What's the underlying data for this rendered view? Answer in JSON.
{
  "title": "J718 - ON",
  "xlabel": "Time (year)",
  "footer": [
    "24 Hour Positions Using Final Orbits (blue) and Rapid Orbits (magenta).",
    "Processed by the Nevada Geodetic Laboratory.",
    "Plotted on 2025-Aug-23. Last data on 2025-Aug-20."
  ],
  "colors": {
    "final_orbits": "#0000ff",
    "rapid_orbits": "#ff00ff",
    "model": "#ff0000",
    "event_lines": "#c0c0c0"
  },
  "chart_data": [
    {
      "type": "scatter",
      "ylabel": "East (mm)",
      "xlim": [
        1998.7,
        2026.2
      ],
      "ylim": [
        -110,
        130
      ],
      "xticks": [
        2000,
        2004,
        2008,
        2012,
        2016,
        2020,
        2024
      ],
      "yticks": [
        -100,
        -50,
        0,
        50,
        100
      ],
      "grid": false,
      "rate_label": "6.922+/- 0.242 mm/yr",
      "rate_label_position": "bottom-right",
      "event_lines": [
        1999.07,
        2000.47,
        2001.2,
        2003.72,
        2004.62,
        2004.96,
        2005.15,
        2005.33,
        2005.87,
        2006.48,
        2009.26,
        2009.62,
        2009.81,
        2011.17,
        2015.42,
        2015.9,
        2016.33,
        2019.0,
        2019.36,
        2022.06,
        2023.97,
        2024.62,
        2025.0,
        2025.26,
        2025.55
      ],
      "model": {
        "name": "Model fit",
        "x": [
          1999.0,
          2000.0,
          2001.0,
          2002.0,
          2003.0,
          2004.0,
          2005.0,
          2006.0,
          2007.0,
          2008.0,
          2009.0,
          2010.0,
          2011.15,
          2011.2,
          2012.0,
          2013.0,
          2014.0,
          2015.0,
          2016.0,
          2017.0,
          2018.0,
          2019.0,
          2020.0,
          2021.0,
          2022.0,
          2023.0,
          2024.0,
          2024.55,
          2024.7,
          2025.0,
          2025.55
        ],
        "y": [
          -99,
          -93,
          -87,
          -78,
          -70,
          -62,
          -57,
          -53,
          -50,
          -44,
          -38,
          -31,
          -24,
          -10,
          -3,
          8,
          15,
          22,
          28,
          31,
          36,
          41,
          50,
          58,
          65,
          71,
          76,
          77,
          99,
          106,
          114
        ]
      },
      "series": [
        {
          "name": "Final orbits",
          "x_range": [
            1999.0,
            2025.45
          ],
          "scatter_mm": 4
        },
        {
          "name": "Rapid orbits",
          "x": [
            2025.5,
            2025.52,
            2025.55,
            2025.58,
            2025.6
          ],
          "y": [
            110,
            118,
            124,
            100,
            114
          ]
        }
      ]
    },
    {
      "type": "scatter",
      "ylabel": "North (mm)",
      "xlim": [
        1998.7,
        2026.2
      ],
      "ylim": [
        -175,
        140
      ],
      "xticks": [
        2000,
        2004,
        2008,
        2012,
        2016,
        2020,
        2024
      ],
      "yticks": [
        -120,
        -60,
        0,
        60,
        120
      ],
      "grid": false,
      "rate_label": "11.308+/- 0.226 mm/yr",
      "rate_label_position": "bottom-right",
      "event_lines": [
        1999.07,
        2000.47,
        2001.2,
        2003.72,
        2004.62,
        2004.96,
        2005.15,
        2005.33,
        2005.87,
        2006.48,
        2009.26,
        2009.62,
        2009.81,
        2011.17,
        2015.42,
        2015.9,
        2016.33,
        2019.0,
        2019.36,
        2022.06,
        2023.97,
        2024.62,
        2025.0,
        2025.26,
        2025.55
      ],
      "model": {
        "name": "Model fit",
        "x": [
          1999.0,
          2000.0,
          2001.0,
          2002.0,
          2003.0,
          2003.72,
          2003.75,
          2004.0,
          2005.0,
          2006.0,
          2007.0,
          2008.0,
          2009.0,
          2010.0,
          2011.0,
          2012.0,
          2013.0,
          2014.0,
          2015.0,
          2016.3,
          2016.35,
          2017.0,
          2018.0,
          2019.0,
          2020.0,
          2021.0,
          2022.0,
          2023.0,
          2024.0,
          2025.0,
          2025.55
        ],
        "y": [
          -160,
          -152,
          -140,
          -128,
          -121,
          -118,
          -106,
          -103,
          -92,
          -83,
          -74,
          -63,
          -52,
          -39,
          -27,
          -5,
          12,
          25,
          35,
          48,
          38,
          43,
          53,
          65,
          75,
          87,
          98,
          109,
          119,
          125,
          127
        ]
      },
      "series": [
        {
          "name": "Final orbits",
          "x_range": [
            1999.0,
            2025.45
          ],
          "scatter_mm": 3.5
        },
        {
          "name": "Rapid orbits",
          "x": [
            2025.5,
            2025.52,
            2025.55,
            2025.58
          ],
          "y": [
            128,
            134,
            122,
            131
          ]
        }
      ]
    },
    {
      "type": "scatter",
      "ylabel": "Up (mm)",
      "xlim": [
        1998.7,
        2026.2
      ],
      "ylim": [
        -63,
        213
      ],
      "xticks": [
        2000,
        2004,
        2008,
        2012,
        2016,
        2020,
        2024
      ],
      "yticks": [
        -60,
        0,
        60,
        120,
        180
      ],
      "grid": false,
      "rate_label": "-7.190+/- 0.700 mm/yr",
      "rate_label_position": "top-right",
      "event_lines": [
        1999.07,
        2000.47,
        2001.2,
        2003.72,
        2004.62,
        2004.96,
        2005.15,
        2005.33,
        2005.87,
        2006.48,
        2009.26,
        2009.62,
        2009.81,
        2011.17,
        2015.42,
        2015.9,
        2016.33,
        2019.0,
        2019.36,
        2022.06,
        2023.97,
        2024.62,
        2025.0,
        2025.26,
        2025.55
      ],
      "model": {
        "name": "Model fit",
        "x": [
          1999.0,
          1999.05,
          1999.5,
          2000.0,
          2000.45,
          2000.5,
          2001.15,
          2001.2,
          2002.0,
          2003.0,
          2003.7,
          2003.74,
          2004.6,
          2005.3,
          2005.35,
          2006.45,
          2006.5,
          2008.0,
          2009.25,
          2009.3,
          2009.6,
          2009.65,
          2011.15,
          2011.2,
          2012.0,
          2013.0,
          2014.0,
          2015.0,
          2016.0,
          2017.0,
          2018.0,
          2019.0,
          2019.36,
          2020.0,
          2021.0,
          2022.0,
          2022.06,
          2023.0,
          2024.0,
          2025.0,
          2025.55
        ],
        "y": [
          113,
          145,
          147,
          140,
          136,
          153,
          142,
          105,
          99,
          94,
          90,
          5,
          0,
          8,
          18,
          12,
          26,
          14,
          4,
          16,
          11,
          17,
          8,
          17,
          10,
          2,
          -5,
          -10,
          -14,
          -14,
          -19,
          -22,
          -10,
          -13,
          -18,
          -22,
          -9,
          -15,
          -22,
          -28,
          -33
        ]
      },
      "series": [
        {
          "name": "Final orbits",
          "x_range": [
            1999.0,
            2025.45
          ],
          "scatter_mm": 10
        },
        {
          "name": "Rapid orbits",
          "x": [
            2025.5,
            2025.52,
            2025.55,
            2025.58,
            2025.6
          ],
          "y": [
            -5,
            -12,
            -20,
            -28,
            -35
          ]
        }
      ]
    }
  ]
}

+===+

■ **AIM OF THE TASK**
Quote all the records exactly, please, leaving none out.

■ **FULL OUTPUT**
What's the underlying data for this rendered view? Answer in JSON.
{
  "title": "J718 - ON",
  "xlabel": "Time (year)",
  "footer": [
    "24 Hour Positions Using Final Orbits (blue) and Rapid Orbits (magenta).",
    "Processed by the Nevada Geodetic Laboratory.",
    "Plotted on 2025-Aug-23. Last data on 2025-Aug-20."
  ],
  "colors": {
    "final_orbits": "#0000ff",
    "rapid_orbits": "#ff00ff",
    "model": "#ff0000",
    "event_lines": "#c0c0c0"
  },
  "chart_data": [
    {
      "type": "scatter",
      "ylabel": "East (mm)",
      "xlim": [
        1998.7,
        2026.2
      ],
      "ylim": [
        -110,
        130
      ],
      "xticks": [
        2000,
        2004,
        2008,
        2012,
        2016,
        2020,
        2024
      ],
      "yticks": [
        -100,
        -50,
        0,
        50,
        100
      ],
      "grid": false,
      "rate_label": "6.922+/- 0.242 mm/yr",
      "rate_label_position": "bottom-right",
      "event_lines": [
        1999.07,
        2000.47,
        2001.2,
        2003.72,
        2004.62,
        2004.96,
        2005.15,
        2005.33,
        2005.87,
        2006.48,
        2009.26,
        2009.62,
        2009.81,
        2011.17,
        2015.42,
        2015.9,
        2016.33,
        2019.0,
        2019.36,
        2022.06,
        2023.97,
        2024.62,
        2025.0,
        2025.26,
        2025.55
      ],
      "model": {
        "name": "Model fit",
        "x": [
          1999.0,
          2000.0,
          2001.0,
          2002.0,
          2003.0,
          2004.0,
          2005.0,
          2006.0,
          2007.0,
          2008.0,
          2009.0,
          2010.0,
          2011.15,
          2011.2,
          2012.0,
          2013.0,
          2014.0,
          2015.0,
          2016.0,
          2017.0,
          2018.0,
          2019.0,
          2020.0,
          2021.0,
          2022.0,
          2023.0,
          2024.0,
          2024.55,
          2024.7,
          2025.0,
          2025.55
        ],
        "y": [
          -99,
          -93,
          -87,
          -78,
          -70,
          -62,
          -57,
          -53,
          -50,
          -44,
          -38,
          -31,
          -24,
          -10,
          -3,
          8,
          15,
          22,
          28,
          31,
          36,
          41,
          50,
          58,
          65,
          71,
          76,
          77,
          99,
          106,
          114
        ]
      },
      "series": [
        {
          "name": "Final orbits",
          "x_range": [
            1999.0,
            2025.45
          ],
          "scatter_mm": 4
        },
        {
          "name": "Rapid orbits",
          "x": [
            2025.5,
            2025.52,
            2025.55,
            2025.58,
            2025.6
          ],
          "y": [
            110,
            118,
            124,
            100,
            114
          ]
        }
      ]
    },
    {
      "type": "scatter",
      "ylabel": "North (mm)",
      "xlim": [
        1998.7,
        2026.2
      ],
      "ylim": [
        -175,
        140
      ],
      "xticks": [
        2000,
        2004,
        2008,
        2012,
        2016,
        2020,
        2024
      ],
      "yticks": [
        -120,
        -60,
        0,
        60,
        120
      ],
      "grid": false,
      "rate_label": "11.308+/- 0.226 mm/yr",
      "rate_label_position": "bottom-right",
      "event_lines": [
        1999.07,
        2000.47,
        2001.2,
        2003.72,
        2004.62,
        2004.96,
        2005.15,
        2005.33,
        2005.87,
        2006.48,
        2009.26,
        2009.62,
        2009.81,
        2011.17,
        2015.42,
        2015.9,
        2016.33,
        2019.0,
        2019.36,
        2022.06,
        2023.97,
        2024.62,
        2025.0,
        2025.26,
        2025.55
      ],
      "model": {
        "name": "Model fit",
        "x": [
          1999.0,
          2000.0,
          2001.0,
          2002.0,
          2003.0,
          2003.72,
          2003.75,
          2004.0,
          2005.0,
          2006.0,
          2007.0,
          2008.0,
          2009.0,
          2010.0,
          2011.0,
          2012.0,
          2013.0,
          2014.0,
          2015.0,
          2016.3,
          2016.35,
          2017.0,
          2018.0,
          2019.0,
          2020.0,
          2021.0,
          2022.0,
          2023.0,
          2024.0,
          2025.0,
          2025.55
        ],
        "y": [
          -160,
          -152,
          -140,
          -128,
          -121,
          -118,
          -106,
          -103,
          -92,
          -83,
          -74,
          -63,
          -52,
          -39,
          -27,
          -5,
          12,
          25,
          35,
          48,
          38,
          43,
          53,
          65,
          75,
          87,
          98,
          109,
          119,
          125,
          127
        ]
      },
      "series": [
        {
          "name": "Final orbits",
          "x_range": [
            1999.0,
            2025.45
          ],
          "scatter_mm": 3.5
        },
        {
          "name": "Rapid orbits",
          "x": [
            2025.5,
            2025.52,
            2025.55,
            2025.58
          ],
          "y": [
            128,
            134,
            122,
            131
          ]
        }
      ]
    },
    {
      "type": "scatter",
      "ylabel": "Up (mm)",
      "xlim": [
        1998.7,
        2026.2
      ],
      "ylim": [
        -63,
        213
      ],
      "xticks": [
        2000,
        2004,
        2008,
        2012,
        2016,
        2020,
        2024
      ],
      "yticks": [
        -60,
        0,
        60,
        120,
        180
      ],
      "grid": false,
      "rate_label": "-7.190+/- 0.700 mm/yr",
      "rate_label_position": "top-right",
      "event_lines": [
        1999.07,
        2000.47,
        2001.2,
        2003.72,
        2004.62,
        2004.96,
        2005.15,
        2005.33,
        2005.87,
        2006.48,
        2009.26,
        2009.62,
        2009.81,
        2011.17,
        2015.42,
        2015.9,
        2016.33,
        2019.0,
        2019.36,
        2022.06,
        2023.97,
        2024.62,
        2025.0,
        2025.26,
        2025.55
      ],
      "model": {
        "name": "Model fit",
        "x": [
          1999.0,
          1999.05,
          1999.5,
          2000.0,
          2000.45,
          2000.5,
          2001.15,
          2001.2,
          2002.0,
          2003.0,
          2003.7,
          2003.74,
          2004.6,
          2005.3,
          2005.35,
          2006.45,
          2006.5,
          2008.0,
          2009.25,
          2009.3,
          2009.6,
          2009.65,
          2011.15,
          2011.2,
          2012.0,
          2013.0,
          2014.0,
          2015.0,
          2016.0,
          2017.0,
          2018.0,
          2019.0,
          2019.36,
          2020.0,
          2021.0,
          2022.0,
          2022.06,
          2023.0,
          2024.0,
          2025.0,
          2025.55
        ],
        "y": [
          113,
          145,
          147,
          140,
          136,
          153,
          142,
          105,
          99,
          94,
          90,
          5,
          0,
          8,
          18,
          12,
          26,
          14,
          4,
          16,
          11,
          17,
          8,
          17,
          10,
          2,
          -5,
          -10,
          -14,
          -14,
          -19,
          -22,
          -10,
          -13,
          -18,
          -22,
          -9,
          -15,
          -22,
          -28,
          -33
        ]
      },
      "series": [
        {
          "name": "Final orbits",
          "x_range": [
            1999.0,
            2025.45
          ],
          "scatter_mm": 10
        },
        {
          "name": "Rapid orbits",
          "x": [
            2025.5,
            2025.52,
            2025.55,
            2025.58,
            2025.6
          ],
          "y": [
            -5,
            -12,
            -20,
            -28,
            -35
          ]
        }
      ]
    }
  ]
}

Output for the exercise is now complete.